= EXERCISE TASK 1 =
Can you copy, line for line, the stretch of the records from the line containing "star xyxy=(253,618,256,621)" through the line containing "y-tick-label: 36' xyxy=(1130,1412,1168,1441)"?

= DOCUMENT =
==========
Know your voting rights
As Election Day approaches, it is important for voters to know their rights and make sure their voices are heard. If you are voting at the polls, below is a list of basic rights and resources to keep in mind when you are performing your civic duty on November 3rd. Most likely things will go smoothly, but here is useful information if you encounter any problems.
Rights and Resources:
If you are in line when the polling location closes, they cannot stop you from voting and you will be allowed to cast your ballot.
What to do: If you are turned away at closing, report it to your local election officials.
If you make a mistake on your ballot, you may ask for a new one.
If the machines are down at your polling place, you may ask for a paper ballot.
If a poll worker says your name is not on the list of registered voters, you are entitled to a provisional ballot if it is the right location.
What to do: First check for your name on the registered voter and supplemental list of voters. If your name is not located, ask the poll worker to check the statewide system (if possible) to confirm your polling location. If they do not have access to the database, ask for them to call the main election office. If you are registered at a different polling place, you should cast your ballot at the correct location.
It is illegal to “intimidate, threaten, coerce, any other person for the purpose of interfering with the right of such other person to vote or to vote as he choose.”
What to do: If someone is interfering with your right to vote, call the Election Protection Hotline at 1-866-OUR-VOTE (English), 1-888-VE-Y-VOTA (Spanish), 1-844-YALLA-US (Arabic), and 1-888-API-VOTE (Bengali, Cantonese, Hindi, Urdu, Korean, Mandarin, Tagalog or Vietnamese). Here is a guide on handling voter intimidation.
==========
= EXERCISE TASK 2 =
What are the phone numbers for the Election Protection Hotline in the voting rights guide?

Element location listings:
==========
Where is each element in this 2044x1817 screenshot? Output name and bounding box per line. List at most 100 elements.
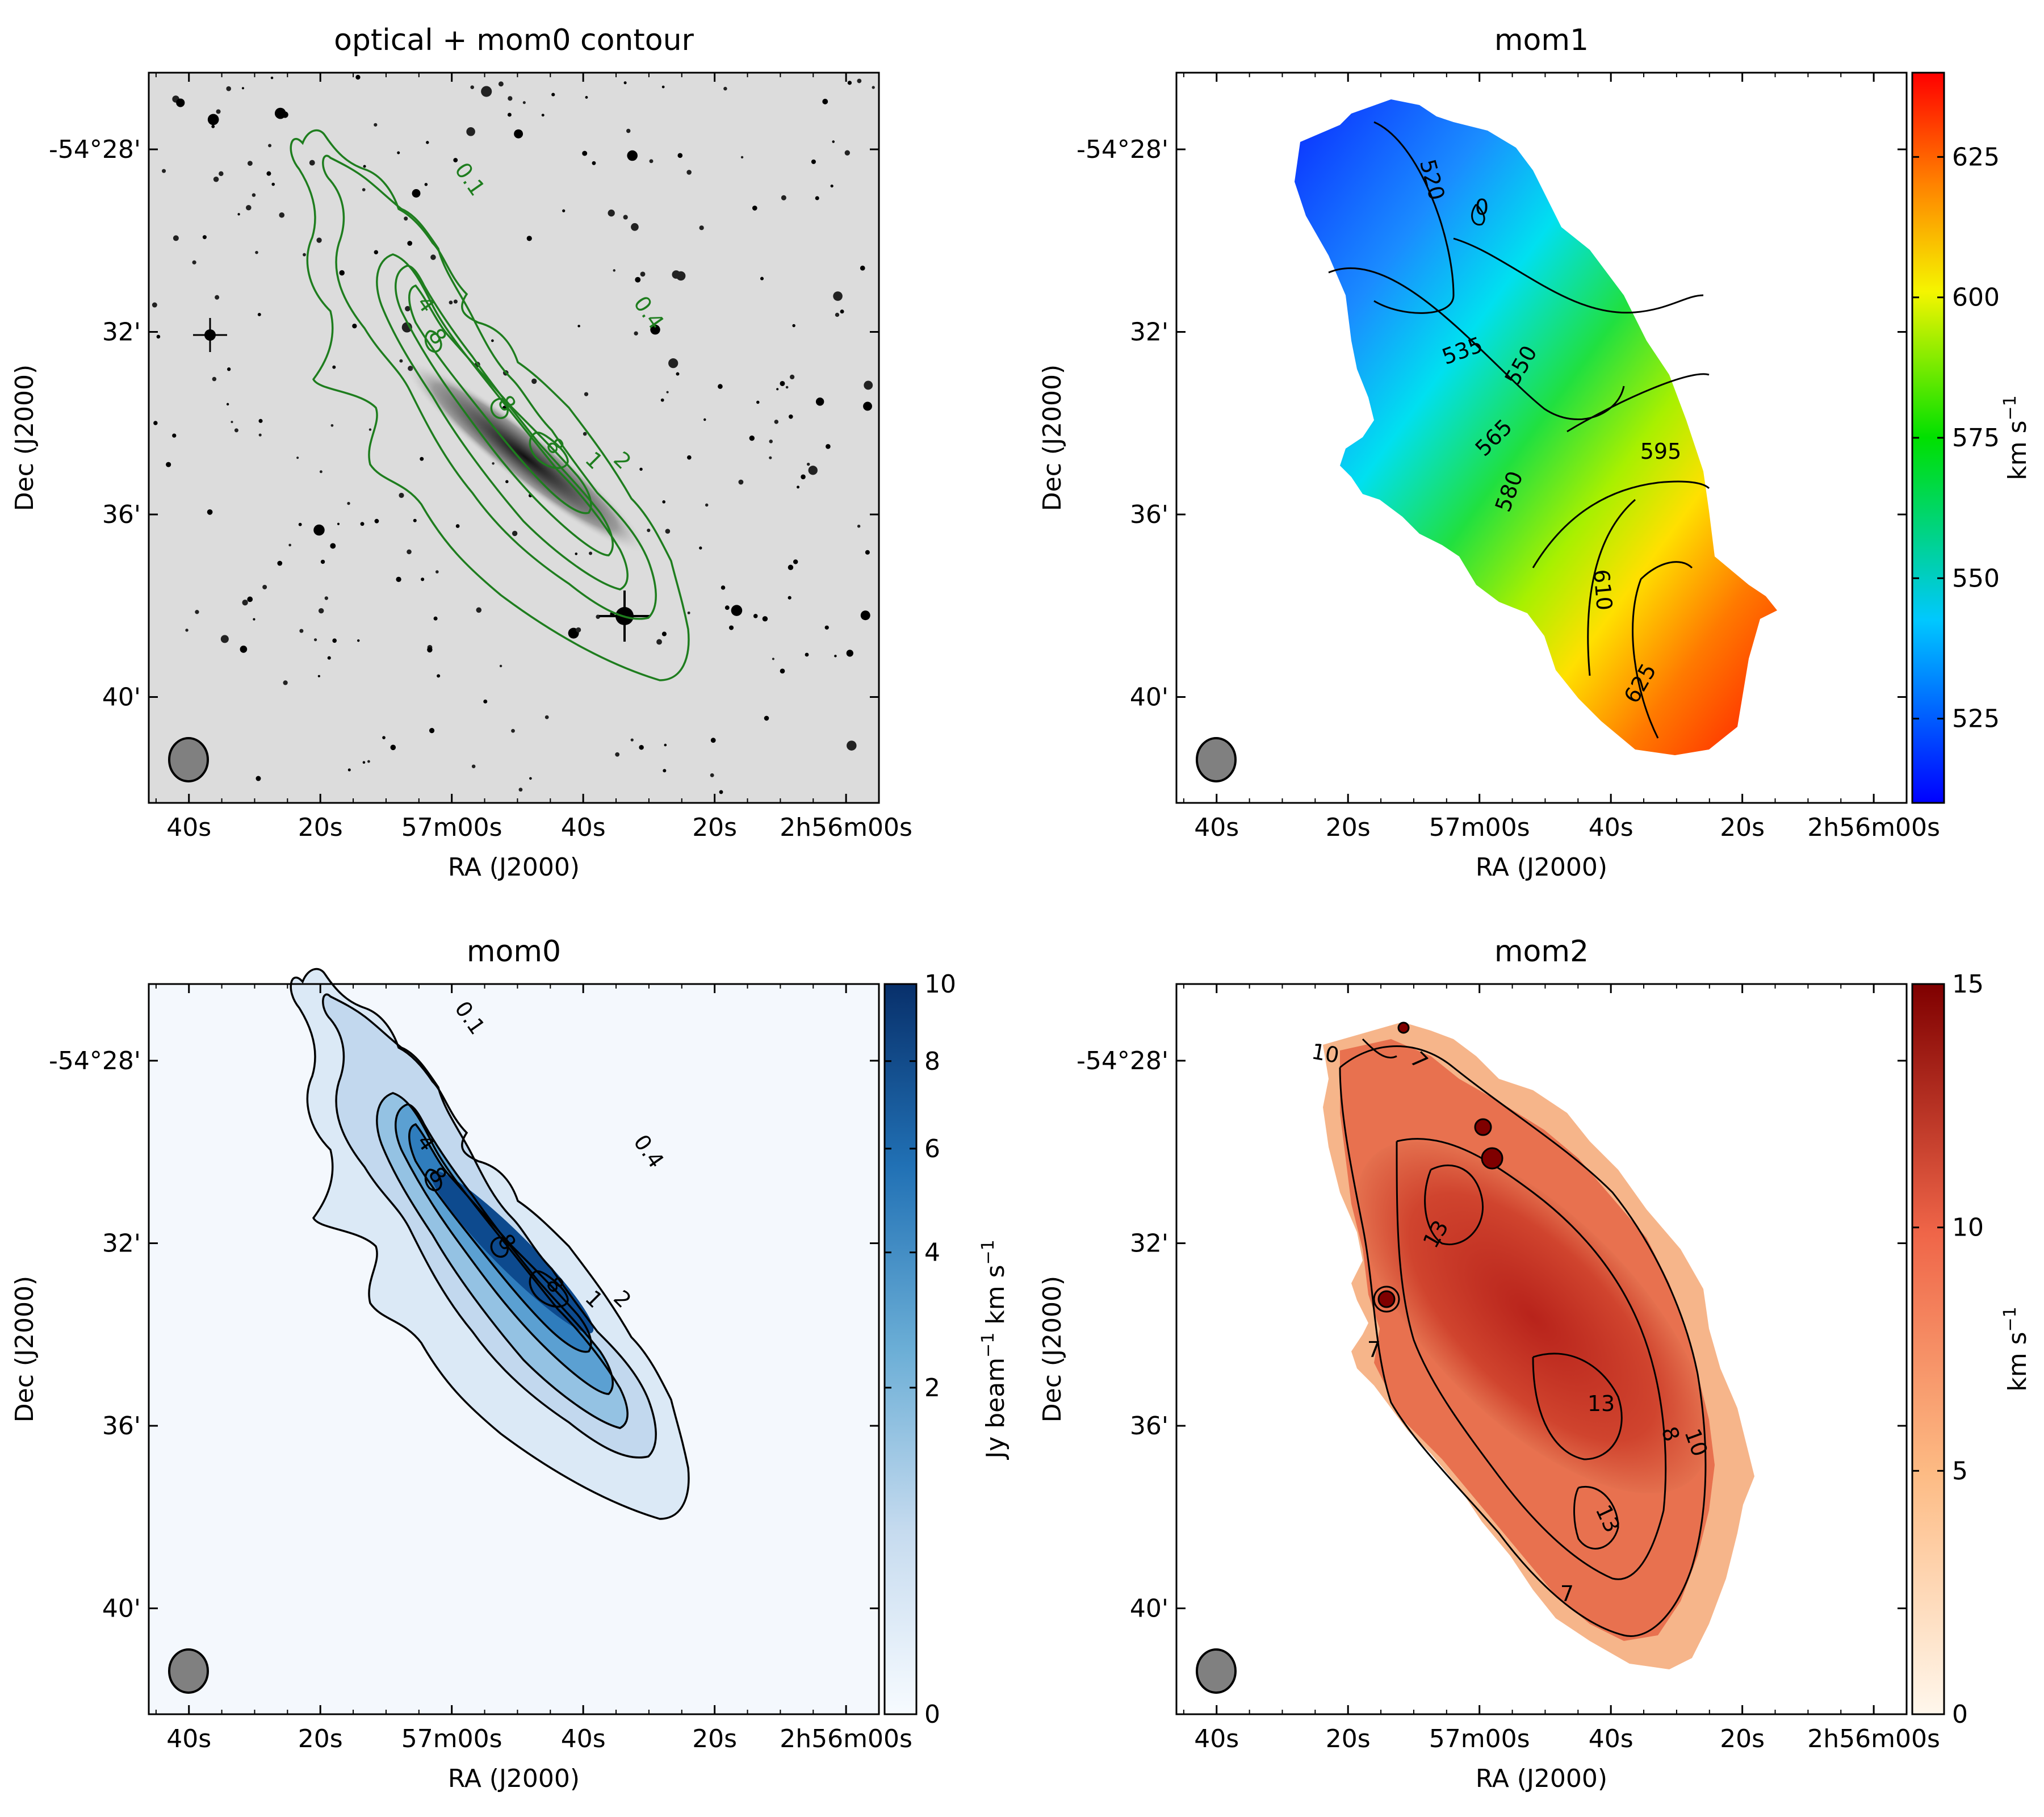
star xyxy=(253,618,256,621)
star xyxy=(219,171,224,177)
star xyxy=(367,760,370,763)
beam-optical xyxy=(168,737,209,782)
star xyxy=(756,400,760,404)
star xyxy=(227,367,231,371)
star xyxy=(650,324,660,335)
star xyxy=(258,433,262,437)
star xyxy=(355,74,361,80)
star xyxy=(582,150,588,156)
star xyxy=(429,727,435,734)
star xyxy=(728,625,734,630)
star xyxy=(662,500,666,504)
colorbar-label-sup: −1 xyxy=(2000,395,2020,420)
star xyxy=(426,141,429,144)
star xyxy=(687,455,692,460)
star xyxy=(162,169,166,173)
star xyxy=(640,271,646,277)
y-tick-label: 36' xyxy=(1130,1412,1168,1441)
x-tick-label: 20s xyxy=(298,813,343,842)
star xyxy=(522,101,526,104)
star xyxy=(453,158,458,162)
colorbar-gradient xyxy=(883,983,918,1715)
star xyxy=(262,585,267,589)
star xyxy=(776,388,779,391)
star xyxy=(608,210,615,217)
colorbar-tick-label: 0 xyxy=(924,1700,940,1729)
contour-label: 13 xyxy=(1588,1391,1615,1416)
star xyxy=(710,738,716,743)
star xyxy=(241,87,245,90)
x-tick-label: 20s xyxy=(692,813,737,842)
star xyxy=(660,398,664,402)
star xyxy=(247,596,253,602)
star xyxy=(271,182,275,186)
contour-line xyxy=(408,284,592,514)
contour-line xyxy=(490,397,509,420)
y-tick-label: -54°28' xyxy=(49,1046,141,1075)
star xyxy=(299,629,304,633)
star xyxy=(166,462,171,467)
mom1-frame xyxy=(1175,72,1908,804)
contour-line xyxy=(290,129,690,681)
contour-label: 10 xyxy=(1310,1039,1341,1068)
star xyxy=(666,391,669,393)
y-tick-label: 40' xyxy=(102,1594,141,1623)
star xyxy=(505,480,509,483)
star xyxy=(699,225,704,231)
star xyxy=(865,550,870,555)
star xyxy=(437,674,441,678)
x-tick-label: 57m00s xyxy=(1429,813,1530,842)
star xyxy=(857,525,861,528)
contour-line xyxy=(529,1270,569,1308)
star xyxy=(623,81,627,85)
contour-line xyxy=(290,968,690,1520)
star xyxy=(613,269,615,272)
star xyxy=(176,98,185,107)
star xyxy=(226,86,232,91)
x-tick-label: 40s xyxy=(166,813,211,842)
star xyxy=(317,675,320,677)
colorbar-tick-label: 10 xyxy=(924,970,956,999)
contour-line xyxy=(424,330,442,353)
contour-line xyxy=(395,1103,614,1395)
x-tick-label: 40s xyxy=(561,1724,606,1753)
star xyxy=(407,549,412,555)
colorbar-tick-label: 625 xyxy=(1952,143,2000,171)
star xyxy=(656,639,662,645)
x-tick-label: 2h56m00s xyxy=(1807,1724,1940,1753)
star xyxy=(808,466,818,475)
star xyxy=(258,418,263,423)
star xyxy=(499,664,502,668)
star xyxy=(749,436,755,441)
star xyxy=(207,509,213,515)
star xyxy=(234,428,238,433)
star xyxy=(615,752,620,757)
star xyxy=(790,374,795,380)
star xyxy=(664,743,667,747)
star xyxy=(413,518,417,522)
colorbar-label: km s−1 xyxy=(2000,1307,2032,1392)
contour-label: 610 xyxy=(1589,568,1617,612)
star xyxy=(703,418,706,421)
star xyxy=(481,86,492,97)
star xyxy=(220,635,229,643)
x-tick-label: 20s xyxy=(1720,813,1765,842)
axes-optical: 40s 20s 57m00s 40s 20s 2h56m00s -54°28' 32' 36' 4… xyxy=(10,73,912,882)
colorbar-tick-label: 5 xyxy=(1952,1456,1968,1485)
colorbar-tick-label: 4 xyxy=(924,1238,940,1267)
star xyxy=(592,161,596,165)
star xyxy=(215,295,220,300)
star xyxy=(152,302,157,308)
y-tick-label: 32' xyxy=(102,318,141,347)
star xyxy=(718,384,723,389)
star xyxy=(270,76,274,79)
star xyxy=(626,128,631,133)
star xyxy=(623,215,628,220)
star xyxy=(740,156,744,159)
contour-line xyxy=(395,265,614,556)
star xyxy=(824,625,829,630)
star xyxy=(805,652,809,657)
==========
= WRITTEN RESPONSE 1 =
star xyxy=(253,618,256,621)
star xyxy=(219,171,224,177)
star xyxy=(367,760,370,763)
beam-optical xyxy=(168,737,209,782)
star xyxy=(756,400,760,404)
star xyxy=(227,367,231,371)
star xyxy=(650,324,660,335)
star xyxy=(258,433,262,437)
star xyxy=(355,74,361,80)
star xyxy=(582,150,588,156)
star xyxy=(429,727,435,734)
star xyxy=(728,625,734,630)
star xyxy=(662,500,666,504)
colorbar-label-sup: −1 xyxy=(2000,395,2020,420)
star xyxy=(426,141,429,144)
star xyxy=(687,455,692,460)
star xyxy=(162,169,166,173)
star xyxy=(640,271,646,277)
y-tick-label: 36' xyxy=(1130,1412,1168,1441)

= WRITTEN RESPONSE 2 =
1-866-OUR-VOTE
1-888-VE-Y-VOTA
1-844-YALLA-US
1-888-API-VOTE